▶ **CHALLENGE**:
Return the whole listing, line for line, without the pictures in it.

▶ **INPUT FOR THIS TASK**:
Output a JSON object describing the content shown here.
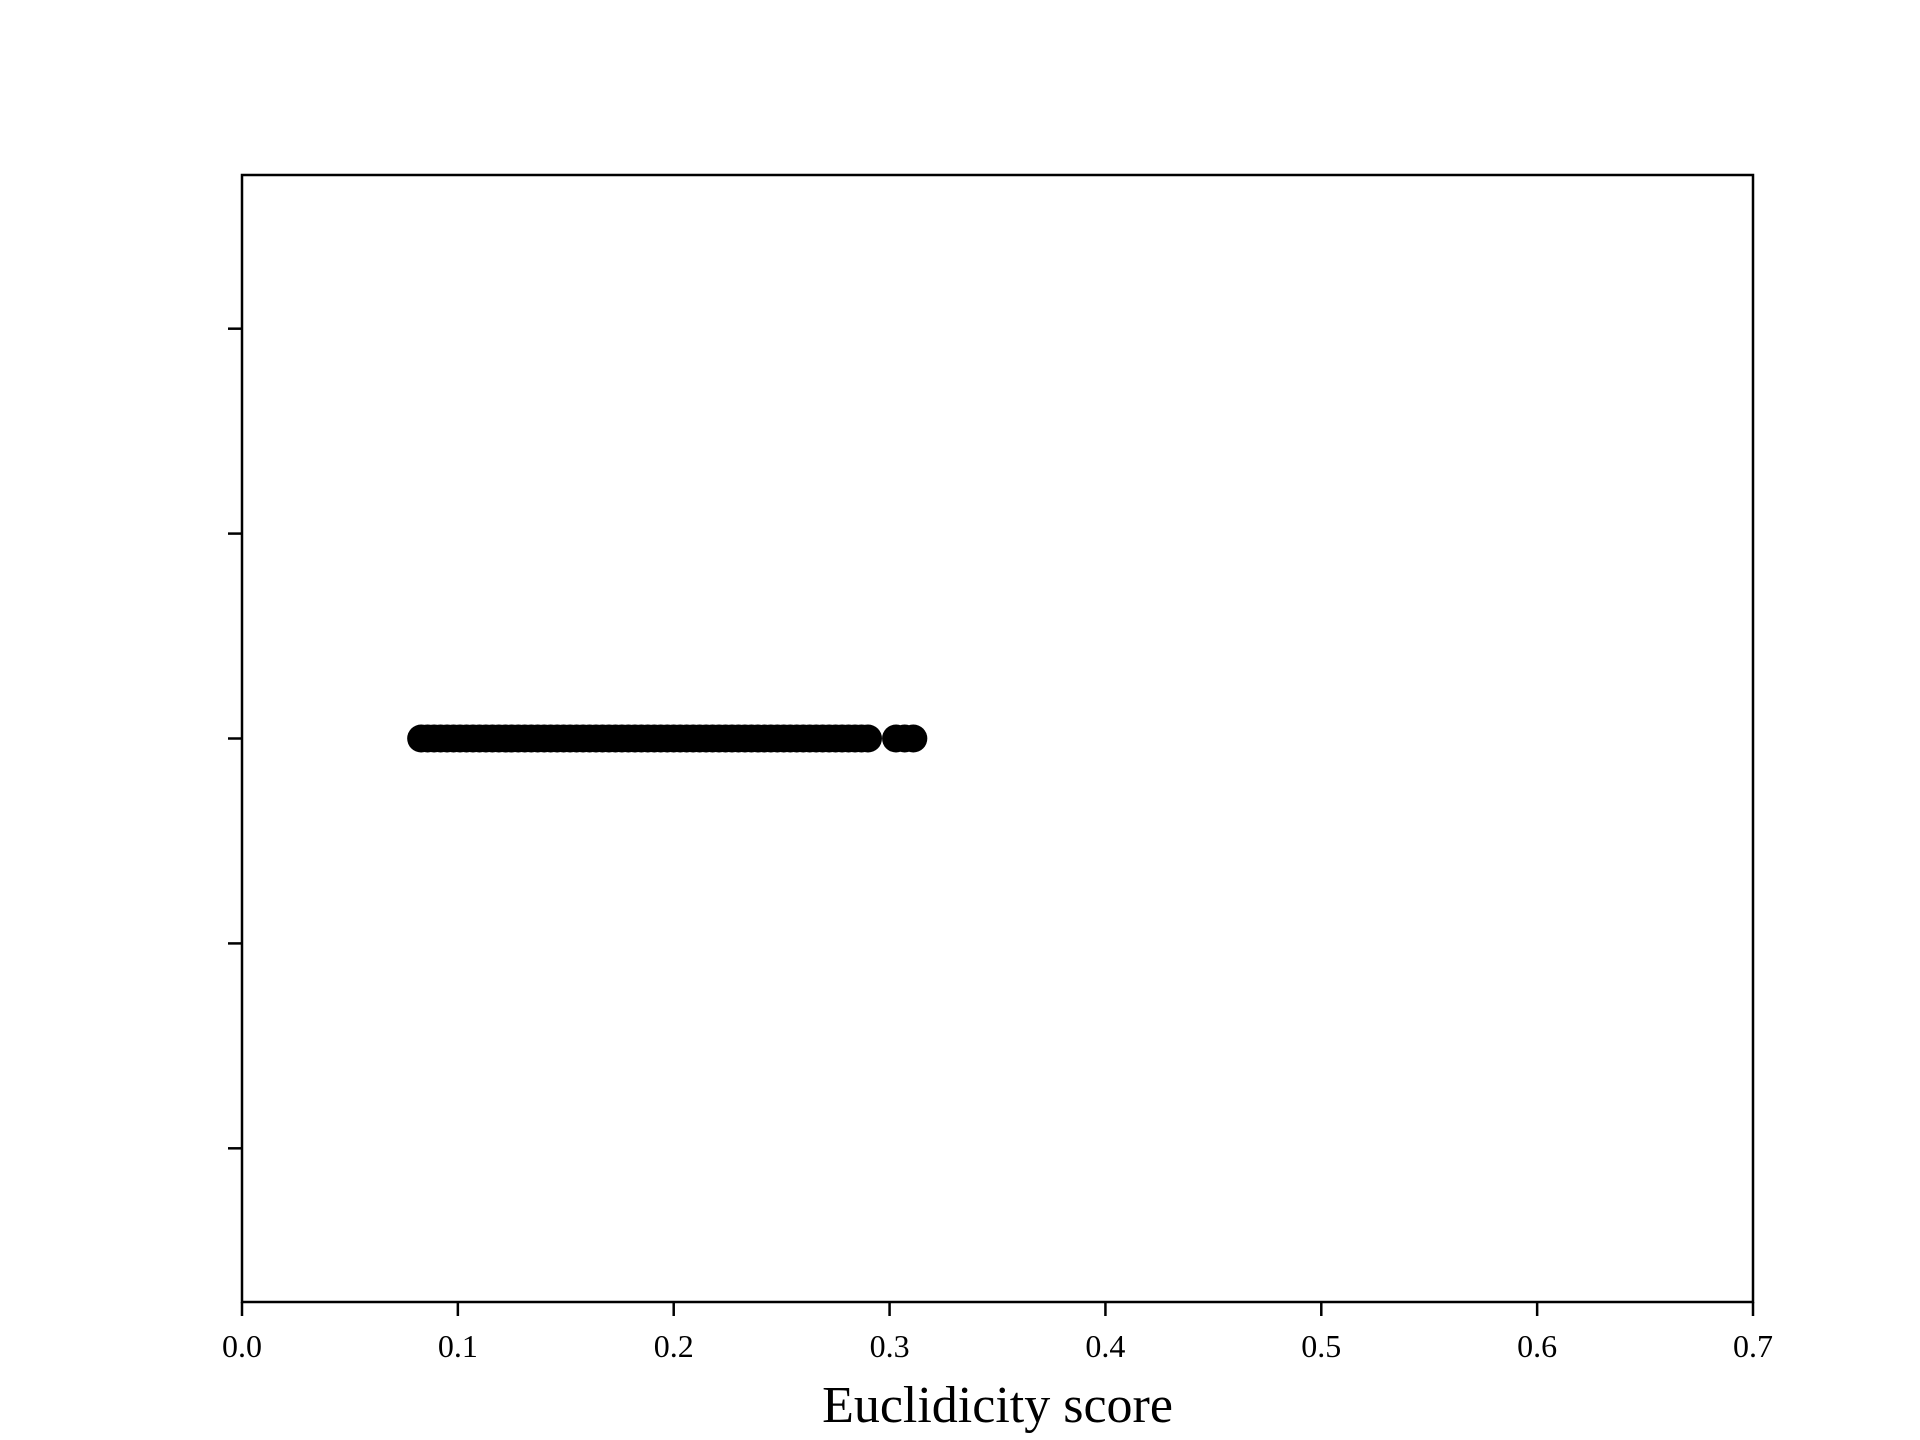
{
  "chart_data": {
    "type": "scatter",
    "title": "",
    "xlabel": "Euclidicity score",
    "ylabel": "",
    "xlim": [
      0.0,
      0.7
    ],
    "ylim": [
      -0.055,
      0.055
    ],
    "x_ticks": [
      "0.0",
      "0.1",
      "0.2",
      "0.3",
      "0.4",
      "0.5",
      "0.6",
      "0.7"
    ],
    "y_ticks": [
      -0.04,
      -0.02,
      0.0,
      0.02,
      0.04
    ],
    "grid": false,
    "legend": "none",
    "marker_color": "#000000",
    "series": [
      {
        "x": [
          0.083,
          0.086,
          0.089,
          0.092,
          0.095,
          0.098,
          0.101,
          0.104,
          0.107,
          0.11,
          0.113,
          0.116,
          0.119,
          0.122,
          0.125,
          0.128,
          0.131,
          0.134,
          0.137,
          0.14,
          0.143,
          0.146,
          0.149,
          0.152,
          0.155,
          0.158,
          0.161,
          0.164,
          0.167,
          0.17,
          0.173,
          0.176,
          0.179,
          0.182,
          0.185,
          0.188,
          0.191,
          0.194,
          0.197,
          0.2,
          0.203,
          0.206,
          0.209,
          0.212,
          0.215,
          0.218,
          0.221,
          0.224,
          0.227,
          0.23,
          0.233,
          0.236,
          0.239,
          0.242,
          0.245,
          0.248,
          0.251,
          0.254,
          0.257,
          0.26,
          0.263,
          0.266,
          0.269,
          0.272,
          0.275,
          0.278,
          0.281,
          0.284,
          0.287,
          0.29,
          0.303,
          0.307,
          0.311
        ],
        "y": [
          0,
          0,
          0,
          0,
          0,
          0,
          0,
          0,
          0,
          0,
          0,
          0,
          0,
          0,
          0,
          0,
          0,
          0,
          0,
          0,
          0,
          0,
          0,
          0,
          0,
          0,
          0,
          0,
          0,
          0,
          0,
          0,
          0,
          0,
          0,
          0,
          0,
          0,
          0,
          0,
          0,
          0,
          0,
          0,
          0,
          0,
          0,
          0,
          0,
          0,
          0,
          0,
          0,
          0,
          0,
          0,
          0,
          0,
          0,
          0,
          0,
          0,
          0,
          0,
          0,
          0,
          0,
          0,
          0,
          0,
          0,
          0,
          0
        ]
      }
    ]
  }
}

▶ **PROBLEM SOLUTION**:
Output a JSON object describing the content shown here.
{
  "chart_data": {
    "type": "scatter",
    "title": "",
    "xlabel": "Euclidicity score",
    "ylabel": "",
    "xlim": [
      0.0,
      0.7
    ],
    "ylim": [
      -0.055,
      0.055
    ],
    "x_ticks": [
      "0.0",
      "0.1",
      "0.2",
      "0.3",
      "0.4",
      "0.5",
      "0.6",
      "0.7"
    ],
    "y_ticks": [
      -0.04,
      -0.02,
      0.0,
      0.02,
      0.04
    ],
    "grid": false,
    "legend": "none",
    "marker_color": "#000000",
    "series": [
      {
        "x": [
          0.083,
          0.086,
          0.089,
          0.092,
          0.095,
          0.098,
          0.101,
          0.104,
          0.107,
          0.11,
          0.113,
          0.116,
          0.119,
          0.122,
          0.125,
          0.128,
          0.131,
          0.134,
          0.137,
          0.14,
          0.143,
          0.146,
          0.149,
          0.152,
          0.155,
          0.158,
          0.161,
          0.164,
          0.167,
          0.17,
          0.173,
          0.176,
          0.179,
          0.182,
          0.185,
          0.188,
          0.191,
          0.194,
          0.197,
          0.2,
          0.203,
          0.206,
          0.209,
          0.212,
          0.215,
          0.218,
          0.221,
          0.224,
          0.227,
          0.23,
          0.233,
          0.236,
          0.239,
          0.242,
          0.245,
          0.248,
          0.251,
          0.254,
          0.257,
          0.26,
          0.263,
          0.266,
          0.269,
          0.272,
          0.275,
          0.278,
          0.281,
          0.284,
          0.287,
          0.29,
          0.303,
          0.307,
          0.311
        ],
        "y": [
          0,
          0,
          0,
          0,
          0,
          0,
          0,
          0,
          0,
          0,
          0,
          0,
          0,
          0,
          0,
          0,
          0,
          0,
          0,
          0,
          0,
          0,
          0,
          0,
          0,
          0,
          0,
          0,
          0,
          0,
          0,
          0,
          0,
          0,
          0,
          0,
          0,
          0,
          0,
          0,
          0,
          0,
          0,
          0,
          0,
          0,
          0,
          0,
          0,
          0,
          0,
          0,
          0,
          0,
          0,
          0,
          0,
          0,
          0,
          0,
          0,
          0,
          0,
          0,
          0,
          0,
          0,
          0,
          0,
          0,
          0,
          0,
          0
        ]
      }
    ]
  }
}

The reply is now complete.